Copy every line from the material below that holds "name".

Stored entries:
* Start *

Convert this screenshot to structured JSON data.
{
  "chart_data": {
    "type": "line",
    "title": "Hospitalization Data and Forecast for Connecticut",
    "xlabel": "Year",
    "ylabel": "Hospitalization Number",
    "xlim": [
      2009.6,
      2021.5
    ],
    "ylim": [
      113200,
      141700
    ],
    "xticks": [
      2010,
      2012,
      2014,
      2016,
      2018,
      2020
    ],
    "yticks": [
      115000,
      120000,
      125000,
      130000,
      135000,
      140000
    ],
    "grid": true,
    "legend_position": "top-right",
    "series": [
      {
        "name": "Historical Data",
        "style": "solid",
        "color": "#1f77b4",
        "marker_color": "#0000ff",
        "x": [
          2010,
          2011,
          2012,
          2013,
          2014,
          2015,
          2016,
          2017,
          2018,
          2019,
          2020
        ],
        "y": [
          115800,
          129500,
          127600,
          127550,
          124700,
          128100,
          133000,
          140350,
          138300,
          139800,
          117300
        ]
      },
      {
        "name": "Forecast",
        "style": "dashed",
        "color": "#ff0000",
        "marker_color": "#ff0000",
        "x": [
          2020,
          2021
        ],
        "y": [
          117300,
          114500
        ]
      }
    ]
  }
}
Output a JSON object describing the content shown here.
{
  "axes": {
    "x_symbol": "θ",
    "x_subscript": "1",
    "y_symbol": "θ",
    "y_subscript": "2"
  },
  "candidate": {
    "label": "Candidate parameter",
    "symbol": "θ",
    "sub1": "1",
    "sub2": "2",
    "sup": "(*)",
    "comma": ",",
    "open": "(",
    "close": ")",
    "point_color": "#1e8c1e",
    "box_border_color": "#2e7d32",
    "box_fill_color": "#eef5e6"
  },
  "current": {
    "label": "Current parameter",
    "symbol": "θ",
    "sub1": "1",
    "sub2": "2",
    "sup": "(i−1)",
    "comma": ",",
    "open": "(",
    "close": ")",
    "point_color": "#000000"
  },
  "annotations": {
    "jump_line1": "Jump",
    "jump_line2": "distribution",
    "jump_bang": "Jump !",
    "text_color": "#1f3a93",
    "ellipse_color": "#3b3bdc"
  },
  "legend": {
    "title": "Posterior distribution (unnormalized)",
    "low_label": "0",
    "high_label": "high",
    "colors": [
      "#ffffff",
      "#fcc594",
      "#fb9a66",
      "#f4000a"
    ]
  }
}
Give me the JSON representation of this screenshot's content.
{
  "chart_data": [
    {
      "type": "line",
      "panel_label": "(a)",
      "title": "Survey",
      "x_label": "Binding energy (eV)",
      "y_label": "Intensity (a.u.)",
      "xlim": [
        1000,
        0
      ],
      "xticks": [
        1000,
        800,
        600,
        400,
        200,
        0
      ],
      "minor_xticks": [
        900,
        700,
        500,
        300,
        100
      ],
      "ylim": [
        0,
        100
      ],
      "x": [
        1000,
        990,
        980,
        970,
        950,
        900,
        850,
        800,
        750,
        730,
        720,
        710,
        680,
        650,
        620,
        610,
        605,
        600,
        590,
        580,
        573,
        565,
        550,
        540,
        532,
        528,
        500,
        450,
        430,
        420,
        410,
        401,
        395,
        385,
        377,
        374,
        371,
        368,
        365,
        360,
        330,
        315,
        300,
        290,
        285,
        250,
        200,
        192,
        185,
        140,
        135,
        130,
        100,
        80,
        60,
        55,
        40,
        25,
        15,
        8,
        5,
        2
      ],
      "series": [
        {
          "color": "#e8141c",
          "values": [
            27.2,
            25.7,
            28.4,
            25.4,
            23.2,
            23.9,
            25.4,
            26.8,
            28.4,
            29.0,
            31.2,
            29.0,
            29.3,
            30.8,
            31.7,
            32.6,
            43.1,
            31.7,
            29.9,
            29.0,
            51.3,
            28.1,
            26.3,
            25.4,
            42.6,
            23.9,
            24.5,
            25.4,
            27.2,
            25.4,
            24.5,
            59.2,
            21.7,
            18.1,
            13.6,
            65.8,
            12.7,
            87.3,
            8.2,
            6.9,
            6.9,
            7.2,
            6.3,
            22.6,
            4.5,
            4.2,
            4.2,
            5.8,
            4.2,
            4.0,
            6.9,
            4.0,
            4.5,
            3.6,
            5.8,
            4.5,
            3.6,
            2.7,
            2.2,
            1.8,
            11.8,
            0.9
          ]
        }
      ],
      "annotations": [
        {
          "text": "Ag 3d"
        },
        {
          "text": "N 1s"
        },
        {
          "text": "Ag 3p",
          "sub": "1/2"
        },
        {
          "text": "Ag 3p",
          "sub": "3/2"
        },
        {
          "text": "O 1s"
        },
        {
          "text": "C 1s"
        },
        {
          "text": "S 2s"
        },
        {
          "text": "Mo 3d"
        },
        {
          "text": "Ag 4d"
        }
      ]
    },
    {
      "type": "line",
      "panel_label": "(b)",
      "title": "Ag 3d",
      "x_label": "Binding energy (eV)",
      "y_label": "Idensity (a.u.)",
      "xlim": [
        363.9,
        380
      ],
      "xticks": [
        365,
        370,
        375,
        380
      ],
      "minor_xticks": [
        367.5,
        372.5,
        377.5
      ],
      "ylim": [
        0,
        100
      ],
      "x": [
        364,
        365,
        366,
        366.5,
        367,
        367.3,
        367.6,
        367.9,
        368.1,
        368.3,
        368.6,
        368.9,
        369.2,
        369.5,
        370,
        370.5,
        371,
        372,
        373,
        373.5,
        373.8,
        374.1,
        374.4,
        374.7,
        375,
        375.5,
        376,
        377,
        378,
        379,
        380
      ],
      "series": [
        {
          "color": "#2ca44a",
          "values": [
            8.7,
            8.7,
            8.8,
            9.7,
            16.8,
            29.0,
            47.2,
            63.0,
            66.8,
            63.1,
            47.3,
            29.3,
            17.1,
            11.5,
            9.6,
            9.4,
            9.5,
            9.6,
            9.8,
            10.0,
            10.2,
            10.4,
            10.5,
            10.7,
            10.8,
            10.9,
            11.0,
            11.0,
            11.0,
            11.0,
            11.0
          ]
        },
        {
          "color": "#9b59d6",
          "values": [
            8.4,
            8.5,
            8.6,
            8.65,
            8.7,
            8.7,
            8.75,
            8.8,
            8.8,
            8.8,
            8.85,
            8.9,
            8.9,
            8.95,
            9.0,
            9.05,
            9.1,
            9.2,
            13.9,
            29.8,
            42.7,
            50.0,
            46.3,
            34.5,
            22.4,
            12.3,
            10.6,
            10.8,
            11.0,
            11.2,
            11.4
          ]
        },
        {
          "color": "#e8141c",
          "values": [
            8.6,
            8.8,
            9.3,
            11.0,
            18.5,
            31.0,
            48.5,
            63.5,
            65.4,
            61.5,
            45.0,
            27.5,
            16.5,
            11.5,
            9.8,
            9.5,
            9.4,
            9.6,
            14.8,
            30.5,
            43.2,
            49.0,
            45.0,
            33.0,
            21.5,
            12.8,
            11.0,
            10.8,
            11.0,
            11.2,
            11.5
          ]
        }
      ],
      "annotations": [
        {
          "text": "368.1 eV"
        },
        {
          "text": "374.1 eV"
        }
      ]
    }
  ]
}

* End *

Task result:
        "name": "Historical Data",
        "name": "Forecast",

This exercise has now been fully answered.